* START DATA PROVIDED *
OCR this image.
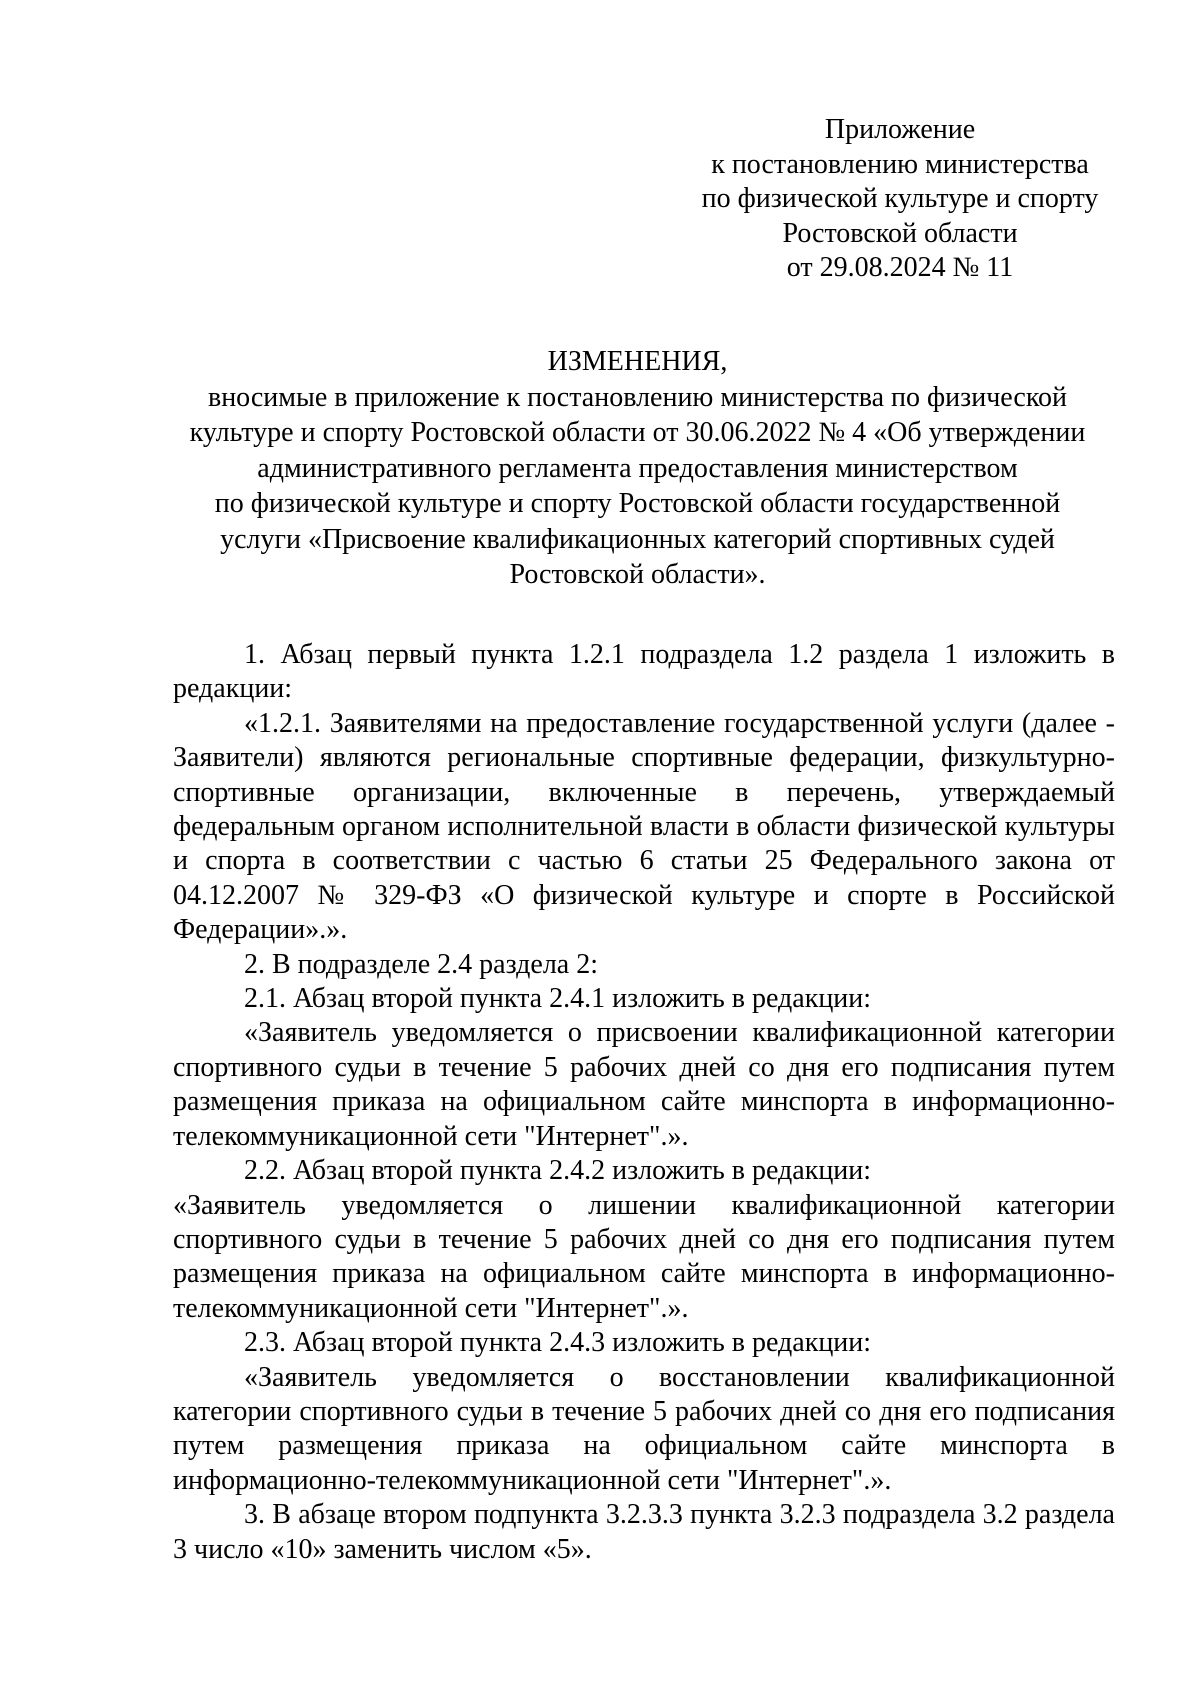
Приложение
к постановлению министерства
по физической культуре и спорту
Ростовской области
от 29.08.2024 № 11
ИЗМЕНЕНИЯ,
вносимые в приложение к постановлению министерства по физической
культуре и спорту Ростовской области от 30.06.2022 № 4 «Об утверждении
административного регламента предоставления министерством
по физической культуре и спорту Ростовской области государственной
услуги «Присвоение квалификационных категорий спортивных судей
Ростовской области».

1. Абзац первый пункта 1.2.1 подраздела 1.2 раздела 1 изложить в редакции:

«1.2.1. Заявителями на предоставление государственной услуги (далее - Заявители) являются региональные спортивные федерации, физкультурно-спортивные организации, включенные в перечень, утверждаемый федеральным органом исполнительной власти в области физической культуры и спорта в соответствии с частью 6 статьи 25 Федерального закона от 04.12.2007 № 329-ФЗ «О физической культуре и спорте в Российской Федерации».».

2. В подразделе 2.4 раздела 2:

2.1. Абзац второй пункта 2.4.1 изложить в редакции:

«Заявитель уведомляется о присвоении квалификационной категории спортивного судьи в течение 5 рабочих дней со дня его подписания путем размещения приказа на официальном сайте минспорта в информационно-телекоммуникационной сети "Интернет".».

2.2. Абзац второй пункта 2.4.2 изложить в редакции:

«Заявитель уведомляется о лишении квалификационной категории спортивного судьи в течение 5 рабочих дней со дня его подписания путем размещения приказа на официальном сайте минспорта в информационно-телекоммуникационной сети "Интернет".».

2.3. Абзац второй пункта 2.4.3 изложить в редакции:

«Заявитель уведомляется о восстановлении квалификационной категории спортивного судьи в течение 5 рабочих дней со дня его подписания путем размещения приказа на официальном сайте минспорта в информационно-телекоммуникационной сети "Интернет".».

3. В абзаце втором подпункта 3.2.3.3 пункта 3.2.3 подраздела 3.2 раздела 3 число «10» заменить числом «5».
* END DATA PROVIDED *
» EXERCISE PROMPT:
Quote the full listing above word for word; exclude every picture from the copy.

» FULL ANSWER:
OCR this image.
Приложение
к постановлению министерства
по физической культуре и спорту
Ростовской области
от 29.08.2024 № 11
ИЗМЕНЕНИЯ,
вносимые в приложение к постановлению министерства по физической
культуре и спорту Ростовской области от 30.06.2022 № 4 «Об утверждении
административного регламента предоставления министерством
по физической культуре и спорту Ростовской области государственной
услуги «Присвоение квалификационных категорий спортивных судей
Ростовской области».

1. Абзац первый пункта 1.2.1 подраздела 1.2 раздела 1 изложить в редакции:

«1.2.1. Заявителями на предоставление государственной услуги (далее - Заявители) являются региональные спортивные федерации, физкультурно-спортивные организации, включенные в перечень, утверждаемый федеральным органом исполнительной власти в области физической культуры и спорта в соответствии с частью 6 статьи 25 Федерального закона от 04.12.2007 № 329-ФЗ «О физической культуре и спорте в Российской Федерации».».

2. В подразделе 2.4 раздела 2:

2.1. Абзац второй пункта 2.4.1 изложить в редакции:

«Заявитель уведомляется о присвоении квалификационной категории спортивного судьи в течение 5 рабочих дней со дня его подписания путем размещения приказа на официальном сайте минспорта в информационно-телекоммуникационной сети "Интернет".».

2.2. Абзац второй пункта 2.4.2 изложить в редакции:

«Заявитель уведомляется о лишении квалификационной категории спортивного судьи в течение 5 рабочих дней со дня его подписания путем размещения приказа на официальном сайте минспорта в информационно-телекоммуникационной сети "Интернет".».

2.3. Абзац второй пункта 2.4.3 изложить в редакции:

«Заявитель уведомляется о восстановлении квалификационной категории спортивного судьи в течение 5 рабочих дней со дня его подписания путем размещения приказа на официальном сайте минспорта в информационно-телекоммуникационной сети "Интернет".».

3. В абзаце втором подпункта 3.2.3.3 пункта 3.2.3 подраздела 3.2 раздела 3 число «10» заменить числом «5».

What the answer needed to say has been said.